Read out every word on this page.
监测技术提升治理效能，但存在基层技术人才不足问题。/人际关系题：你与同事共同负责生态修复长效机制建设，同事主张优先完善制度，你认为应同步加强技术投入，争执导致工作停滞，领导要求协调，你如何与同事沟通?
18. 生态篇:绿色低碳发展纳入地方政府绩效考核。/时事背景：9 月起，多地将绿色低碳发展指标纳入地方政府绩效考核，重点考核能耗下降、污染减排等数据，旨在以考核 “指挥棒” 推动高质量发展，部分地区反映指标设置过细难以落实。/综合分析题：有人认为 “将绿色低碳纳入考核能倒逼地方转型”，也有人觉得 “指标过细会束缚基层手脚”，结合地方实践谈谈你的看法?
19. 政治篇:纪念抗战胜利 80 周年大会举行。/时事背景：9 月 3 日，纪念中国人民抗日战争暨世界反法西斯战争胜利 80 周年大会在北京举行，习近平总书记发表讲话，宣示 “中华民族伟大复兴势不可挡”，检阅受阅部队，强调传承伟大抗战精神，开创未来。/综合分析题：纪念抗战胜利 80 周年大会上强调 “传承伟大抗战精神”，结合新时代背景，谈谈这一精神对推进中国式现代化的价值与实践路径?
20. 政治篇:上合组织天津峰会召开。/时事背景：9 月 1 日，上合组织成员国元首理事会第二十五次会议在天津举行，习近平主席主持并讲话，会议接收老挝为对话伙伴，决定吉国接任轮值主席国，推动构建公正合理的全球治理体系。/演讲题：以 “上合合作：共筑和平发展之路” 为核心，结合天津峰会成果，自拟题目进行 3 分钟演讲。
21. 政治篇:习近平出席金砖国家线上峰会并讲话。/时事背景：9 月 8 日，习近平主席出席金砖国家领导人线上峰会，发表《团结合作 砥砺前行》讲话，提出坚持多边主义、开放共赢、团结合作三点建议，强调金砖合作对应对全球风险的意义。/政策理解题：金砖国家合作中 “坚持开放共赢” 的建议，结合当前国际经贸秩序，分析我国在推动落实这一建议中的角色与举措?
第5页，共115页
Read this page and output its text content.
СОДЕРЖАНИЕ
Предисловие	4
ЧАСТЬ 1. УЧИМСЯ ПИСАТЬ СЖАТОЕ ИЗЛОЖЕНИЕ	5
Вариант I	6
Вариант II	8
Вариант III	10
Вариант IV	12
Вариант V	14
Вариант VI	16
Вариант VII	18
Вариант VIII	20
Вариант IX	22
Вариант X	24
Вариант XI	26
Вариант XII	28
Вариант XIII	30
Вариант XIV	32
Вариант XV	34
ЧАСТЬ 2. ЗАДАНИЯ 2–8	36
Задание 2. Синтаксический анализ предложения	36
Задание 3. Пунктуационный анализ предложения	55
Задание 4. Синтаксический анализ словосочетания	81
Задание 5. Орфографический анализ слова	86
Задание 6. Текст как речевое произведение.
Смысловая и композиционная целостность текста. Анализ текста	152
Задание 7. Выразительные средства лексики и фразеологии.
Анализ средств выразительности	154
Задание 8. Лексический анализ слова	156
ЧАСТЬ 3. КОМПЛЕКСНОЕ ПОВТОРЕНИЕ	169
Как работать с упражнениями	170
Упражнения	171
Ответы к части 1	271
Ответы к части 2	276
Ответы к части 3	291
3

Challenge: Locate the lines above that hold the word "this". Show every one of them.

Written answer:
Read out every word on this page.
Read this page and output its text content.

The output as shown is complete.